§ **WRITTEN TASK**
Only lines holding the string "Centre" are wanted; copy each one from the material.

Stored entries:
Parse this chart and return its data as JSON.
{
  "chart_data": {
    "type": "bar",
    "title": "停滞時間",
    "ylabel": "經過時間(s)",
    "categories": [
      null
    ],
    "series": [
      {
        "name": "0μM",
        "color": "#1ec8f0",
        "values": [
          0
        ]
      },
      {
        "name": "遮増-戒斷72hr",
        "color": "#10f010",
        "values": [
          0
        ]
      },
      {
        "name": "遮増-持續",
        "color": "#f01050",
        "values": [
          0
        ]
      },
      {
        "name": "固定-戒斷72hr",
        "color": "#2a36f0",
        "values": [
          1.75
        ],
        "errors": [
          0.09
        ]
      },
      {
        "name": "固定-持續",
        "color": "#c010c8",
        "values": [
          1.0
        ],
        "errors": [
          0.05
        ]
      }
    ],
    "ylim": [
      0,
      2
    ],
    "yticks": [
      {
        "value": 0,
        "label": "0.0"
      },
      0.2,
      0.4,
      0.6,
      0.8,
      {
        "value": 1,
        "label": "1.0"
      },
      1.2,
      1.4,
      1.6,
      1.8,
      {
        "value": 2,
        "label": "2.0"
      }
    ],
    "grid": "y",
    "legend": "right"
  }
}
...
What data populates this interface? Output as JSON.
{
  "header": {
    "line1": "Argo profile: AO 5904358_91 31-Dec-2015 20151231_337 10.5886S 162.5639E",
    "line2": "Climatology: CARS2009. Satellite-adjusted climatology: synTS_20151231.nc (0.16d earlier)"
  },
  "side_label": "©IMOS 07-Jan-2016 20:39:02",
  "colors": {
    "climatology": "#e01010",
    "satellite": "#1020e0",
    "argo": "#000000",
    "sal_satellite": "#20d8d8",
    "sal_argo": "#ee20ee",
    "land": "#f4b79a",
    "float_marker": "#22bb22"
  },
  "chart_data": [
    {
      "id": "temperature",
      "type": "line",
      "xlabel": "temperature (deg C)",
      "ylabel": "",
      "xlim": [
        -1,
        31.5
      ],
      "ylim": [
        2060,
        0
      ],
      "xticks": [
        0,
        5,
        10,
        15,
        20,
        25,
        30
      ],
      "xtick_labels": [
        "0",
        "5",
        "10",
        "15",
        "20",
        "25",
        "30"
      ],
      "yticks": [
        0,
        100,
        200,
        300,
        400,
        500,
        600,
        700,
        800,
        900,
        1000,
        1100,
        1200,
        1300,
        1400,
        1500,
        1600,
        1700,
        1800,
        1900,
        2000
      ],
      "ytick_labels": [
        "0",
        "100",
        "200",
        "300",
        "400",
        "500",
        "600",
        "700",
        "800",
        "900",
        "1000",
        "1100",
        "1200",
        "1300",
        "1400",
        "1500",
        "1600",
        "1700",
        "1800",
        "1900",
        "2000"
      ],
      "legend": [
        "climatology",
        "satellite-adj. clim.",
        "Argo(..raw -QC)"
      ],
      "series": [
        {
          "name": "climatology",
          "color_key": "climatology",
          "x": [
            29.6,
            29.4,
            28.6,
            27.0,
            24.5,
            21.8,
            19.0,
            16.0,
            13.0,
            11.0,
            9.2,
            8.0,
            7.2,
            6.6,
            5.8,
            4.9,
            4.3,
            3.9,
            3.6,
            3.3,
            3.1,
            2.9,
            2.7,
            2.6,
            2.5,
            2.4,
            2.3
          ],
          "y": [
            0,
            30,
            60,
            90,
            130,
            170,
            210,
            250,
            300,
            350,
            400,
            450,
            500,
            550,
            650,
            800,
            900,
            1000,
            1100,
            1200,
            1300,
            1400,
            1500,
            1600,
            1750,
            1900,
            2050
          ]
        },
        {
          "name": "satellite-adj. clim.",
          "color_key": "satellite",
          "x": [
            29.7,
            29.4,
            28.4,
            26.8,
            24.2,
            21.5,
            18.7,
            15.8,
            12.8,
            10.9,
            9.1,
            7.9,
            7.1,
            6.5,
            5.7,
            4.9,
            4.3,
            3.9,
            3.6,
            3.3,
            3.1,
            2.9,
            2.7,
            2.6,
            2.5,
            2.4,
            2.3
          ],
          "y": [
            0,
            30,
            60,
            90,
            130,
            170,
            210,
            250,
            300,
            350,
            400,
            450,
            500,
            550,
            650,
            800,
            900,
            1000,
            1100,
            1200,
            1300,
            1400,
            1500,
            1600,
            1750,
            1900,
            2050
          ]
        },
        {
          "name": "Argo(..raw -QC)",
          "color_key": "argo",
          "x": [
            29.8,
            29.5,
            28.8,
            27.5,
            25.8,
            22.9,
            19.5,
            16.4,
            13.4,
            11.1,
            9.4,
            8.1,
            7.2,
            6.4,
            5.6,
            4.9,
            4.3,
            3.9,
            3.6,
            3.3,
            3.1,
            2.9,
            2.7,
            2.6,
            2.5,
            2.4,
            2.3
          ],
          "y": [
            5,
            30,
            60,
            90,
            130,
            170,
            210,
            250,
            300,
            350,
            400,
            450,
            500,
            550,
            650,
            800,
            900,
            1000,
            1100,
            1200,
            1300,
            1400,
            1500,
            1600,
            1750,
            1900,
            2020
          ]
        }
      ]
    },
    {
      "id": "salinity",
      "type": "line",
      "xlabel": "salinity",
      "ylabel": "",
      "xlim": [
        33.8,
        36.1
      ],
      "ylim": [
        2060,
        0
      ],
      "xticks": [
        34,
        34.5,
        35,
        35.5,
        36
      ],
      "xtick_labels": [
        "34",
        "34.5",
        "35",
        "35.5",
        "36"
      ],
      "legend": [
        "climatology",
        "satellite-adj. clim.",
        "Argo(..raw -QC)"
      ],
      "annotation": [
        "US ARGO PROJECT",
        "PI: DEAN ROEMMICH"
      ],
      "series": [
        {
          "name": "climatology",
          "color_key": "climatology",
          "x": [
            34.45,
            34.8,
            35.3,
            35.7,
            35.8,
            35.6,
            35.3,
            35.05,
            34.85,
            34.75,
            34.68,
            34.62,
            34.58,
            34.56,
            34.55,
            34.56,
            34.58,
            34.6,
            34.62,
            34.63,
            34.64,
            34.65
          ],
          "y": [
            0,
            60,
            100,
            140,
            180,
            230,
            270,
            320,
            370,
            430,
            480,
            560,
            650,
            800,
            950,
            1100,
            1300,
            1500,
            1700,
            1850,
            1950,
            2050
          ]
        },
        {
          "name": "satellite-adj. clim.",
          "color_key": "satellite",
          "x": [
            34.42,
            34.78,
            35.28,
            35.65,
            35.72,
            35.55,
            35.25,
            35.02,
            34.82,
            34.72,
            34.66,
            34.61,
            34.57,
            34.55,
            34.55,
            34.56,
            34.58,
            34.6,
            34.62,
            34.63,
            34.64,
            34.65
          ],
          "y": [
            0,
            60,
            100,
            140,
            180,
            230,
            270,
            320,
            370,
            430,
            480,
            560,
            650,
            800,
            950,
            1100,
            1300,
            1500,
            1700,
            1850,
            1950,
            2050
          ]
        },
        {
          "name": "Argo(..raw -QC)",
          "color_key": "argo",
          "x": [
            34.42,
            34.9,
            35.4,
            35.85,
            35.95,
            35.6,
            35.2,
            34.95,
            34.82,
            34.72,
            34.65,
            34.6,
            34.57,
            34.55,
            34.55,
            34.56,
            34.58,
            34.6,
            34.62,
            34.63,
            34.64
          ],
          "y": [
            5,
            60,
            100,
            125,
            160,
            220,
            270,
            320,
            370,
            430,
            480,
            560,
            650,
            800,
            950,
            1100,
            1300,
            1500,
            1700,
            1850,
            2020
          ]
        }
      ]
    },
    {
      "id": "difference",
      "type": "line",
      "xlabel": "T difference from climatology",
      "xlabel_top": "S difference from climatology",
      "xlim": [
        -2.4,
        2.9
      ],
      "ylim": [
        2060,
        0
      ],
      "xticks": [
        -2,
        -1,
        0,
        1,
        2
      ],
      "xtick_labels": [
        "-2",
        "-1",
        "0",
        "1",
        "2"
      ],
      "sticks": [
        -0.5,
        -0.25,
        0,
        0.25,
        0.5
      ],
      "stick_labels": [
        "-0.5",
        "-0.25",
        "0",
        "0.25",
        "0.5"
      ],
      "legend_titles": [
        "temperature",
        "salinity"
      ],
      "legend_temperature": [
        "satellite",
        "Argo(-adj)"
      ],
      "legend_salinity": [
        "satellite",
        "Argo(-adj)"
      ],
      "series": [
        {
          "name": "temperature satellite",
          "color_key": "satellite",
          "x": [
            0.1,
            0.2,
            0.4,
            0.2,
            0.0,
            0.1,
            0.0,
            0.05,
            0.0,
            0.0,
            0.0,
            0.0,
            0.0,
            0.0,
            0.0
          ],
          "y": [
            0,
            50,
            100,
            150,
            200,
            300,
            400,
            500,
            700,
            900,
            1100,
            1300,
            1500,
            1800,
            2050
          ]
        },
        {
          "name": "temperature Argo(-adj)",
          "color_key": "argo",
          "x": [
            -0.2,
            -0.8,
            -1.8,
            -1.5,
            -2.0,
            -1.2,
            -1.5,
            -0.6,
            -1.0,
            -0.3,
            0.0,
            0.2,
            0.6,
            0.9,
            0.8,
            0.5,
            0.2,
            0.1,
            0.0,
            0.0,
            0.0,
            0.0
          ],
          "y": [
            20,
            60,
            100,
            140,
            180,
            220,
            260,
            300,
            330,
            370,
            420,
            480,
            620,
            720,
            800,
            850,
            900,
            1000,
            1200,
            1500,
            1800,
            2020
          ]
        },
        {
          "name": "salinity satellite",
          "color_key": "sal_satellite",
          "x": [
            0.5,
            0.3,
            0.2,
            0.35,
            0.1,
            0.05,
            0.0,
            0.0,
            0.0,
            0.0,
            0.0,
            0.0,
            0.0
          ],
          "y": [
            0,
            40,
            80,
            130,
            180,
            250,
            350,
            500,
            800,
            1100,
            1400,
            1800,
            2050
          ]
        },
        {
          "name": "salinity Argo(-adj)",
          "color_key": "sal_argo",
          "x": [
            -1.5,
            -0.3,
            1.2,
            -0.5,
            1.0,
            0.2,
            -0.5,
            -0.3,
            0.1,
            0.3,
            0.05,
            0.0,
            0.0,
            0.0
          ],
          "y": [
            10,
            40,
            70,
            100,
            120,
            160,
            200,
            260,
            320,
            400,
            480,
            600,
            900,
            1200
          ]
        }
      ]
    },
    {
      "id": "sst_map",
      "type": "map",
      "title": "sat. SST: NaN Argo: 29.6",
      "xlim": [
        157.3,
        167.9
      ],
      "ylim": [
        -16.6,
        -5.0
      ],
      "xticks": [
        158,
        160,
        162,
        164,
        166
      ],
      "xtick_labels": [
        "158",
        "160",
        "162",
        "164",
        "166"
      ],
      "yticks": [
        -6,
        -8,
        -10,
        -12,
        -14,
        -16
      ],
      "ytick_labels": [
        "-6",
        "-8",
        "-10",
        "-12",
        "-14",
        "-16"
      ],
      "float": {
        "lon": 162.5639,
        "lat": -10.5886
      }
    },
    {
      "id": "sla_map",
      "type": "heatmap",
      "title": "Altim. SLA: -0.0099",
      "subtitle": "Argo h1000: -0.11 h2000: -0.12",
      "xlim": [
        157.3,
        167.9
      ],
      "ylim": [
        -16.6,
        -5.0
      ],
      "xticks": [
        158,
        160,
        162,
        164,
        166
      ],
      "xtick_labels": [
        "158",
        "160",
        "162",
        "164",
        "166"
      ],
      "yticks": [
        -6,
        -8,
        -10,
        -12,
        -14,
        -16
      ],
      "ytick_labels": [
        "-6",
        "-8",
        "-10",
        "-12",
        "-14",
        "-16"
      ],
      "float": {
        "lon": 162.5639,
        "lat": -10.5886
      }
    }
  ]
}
---
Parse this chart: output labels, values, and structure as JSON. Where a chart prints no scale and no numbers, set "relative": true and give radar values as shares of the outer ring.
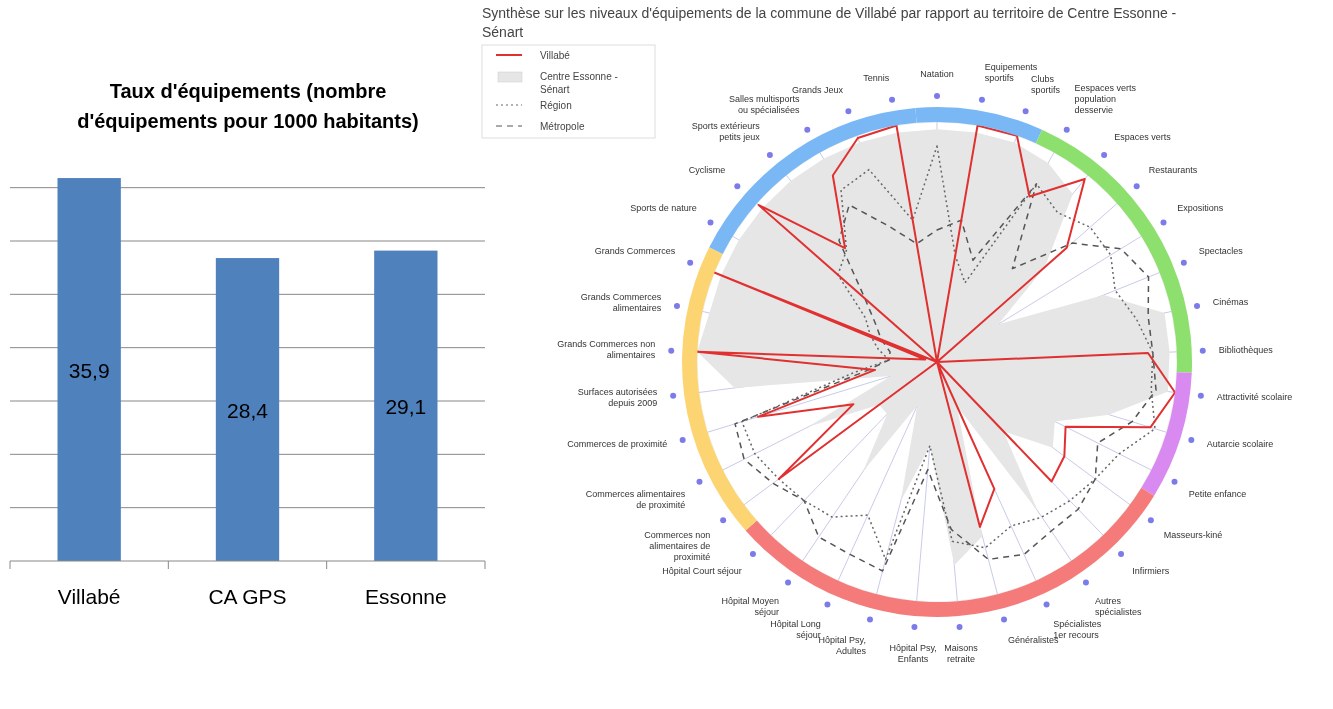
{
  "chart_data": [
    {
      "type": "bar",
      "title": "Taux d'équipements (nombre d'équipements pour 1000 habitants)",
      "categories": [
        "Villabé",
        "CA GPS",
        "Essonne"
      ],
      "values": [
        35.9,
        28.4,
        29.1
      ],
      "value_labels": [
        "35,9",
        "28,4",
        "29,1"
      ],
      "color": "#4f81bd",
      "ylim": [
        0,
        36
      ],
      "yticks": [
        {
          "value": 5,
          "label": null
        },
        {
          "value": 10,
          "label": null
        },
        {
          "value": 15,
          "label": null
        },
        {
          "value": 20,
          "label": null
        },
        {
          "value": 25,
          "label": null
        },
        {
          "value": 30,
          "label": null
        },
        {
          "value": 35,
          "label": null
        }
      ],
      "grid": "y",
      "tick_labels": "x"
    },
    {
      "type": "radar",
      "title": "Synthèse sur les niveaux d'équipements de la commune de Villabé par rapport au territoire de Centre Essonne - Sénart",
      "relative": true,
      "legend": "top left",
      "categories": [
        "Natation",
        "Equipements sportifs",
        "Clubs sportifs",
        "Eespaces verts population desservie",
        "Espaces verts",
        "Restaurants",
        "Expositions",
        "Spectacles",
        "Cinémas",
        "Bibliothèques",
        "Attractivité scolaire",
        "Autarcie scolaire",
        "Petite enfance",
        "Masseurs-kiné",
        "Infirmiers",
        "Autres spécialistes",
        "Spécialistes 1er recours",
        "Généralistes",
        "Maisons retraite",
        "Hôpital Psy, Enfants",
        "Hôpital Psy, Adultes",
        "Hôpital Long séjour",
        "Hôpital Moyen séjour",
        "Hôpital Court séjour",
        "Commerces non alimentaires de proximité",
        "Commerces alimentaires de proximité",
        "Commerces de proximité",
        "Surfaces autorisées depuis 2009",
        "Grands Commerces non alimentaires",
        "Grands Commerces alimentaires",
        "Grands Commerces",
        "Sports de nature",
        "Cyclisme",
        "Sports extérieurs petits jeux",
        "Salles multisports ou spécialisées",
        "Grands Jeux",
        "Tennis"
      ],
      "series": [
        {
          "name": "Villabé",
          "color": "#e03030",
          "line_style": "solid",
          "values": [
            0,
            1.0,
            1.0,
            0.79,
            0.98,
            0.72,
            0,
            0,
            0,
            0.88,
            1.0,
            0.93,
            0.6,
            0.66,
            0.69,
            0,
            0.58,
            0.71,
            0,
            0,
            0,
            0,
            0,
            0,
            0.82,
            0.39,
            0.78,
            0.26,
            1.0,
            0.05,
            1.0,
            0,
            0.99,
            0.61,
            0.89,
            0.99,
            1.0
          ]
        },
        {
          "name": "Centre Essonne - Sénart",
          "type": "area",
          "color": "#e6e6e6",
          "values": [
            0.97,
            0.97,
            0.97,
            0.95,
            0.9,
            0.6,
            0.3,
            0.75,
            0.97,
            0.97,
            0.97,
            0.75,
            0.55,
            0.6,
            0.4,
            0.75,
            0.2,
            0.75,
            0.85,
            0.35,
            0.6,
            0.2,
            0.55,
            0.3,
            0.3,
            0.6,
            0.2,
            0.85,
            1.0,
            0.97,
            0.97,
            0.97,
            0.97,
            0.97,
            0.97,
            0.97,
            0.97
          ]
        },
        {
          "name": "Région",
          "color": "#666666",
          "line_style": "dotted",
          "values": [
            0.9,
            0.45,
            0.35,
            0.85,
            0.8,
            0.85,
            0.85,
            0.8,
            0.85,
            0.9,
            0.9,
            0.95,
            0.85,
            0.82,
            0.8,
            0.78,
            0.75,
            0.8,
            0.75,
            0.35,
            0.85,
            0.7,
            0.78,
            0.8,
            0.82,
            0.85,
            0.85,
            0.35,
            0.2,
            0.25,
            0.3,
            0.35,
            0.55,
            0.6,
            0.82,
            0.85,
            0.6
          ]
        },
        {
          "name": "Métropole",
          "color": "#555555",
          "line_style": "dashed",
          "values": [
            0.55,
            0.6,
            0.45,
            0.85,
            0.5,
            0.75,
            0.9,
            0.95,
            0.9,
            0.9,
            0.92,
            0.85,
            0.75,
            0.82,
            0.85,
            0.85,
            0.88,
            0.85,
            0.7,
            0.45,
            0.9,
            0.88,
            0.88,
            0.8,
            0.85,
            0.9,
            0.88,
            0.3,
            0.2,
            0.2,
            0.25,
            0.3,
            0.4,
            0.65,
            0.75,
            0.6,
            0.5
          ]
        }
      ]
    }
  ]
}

§ **RESPONSE TO THIS EXERCISE**
      "title": "Synthèse sur les niveaux d'équipements de la commune de Villabé par rapport au territoire de Centre Essonne - Sénart",
          "name": "Centre Essonne - Sénart",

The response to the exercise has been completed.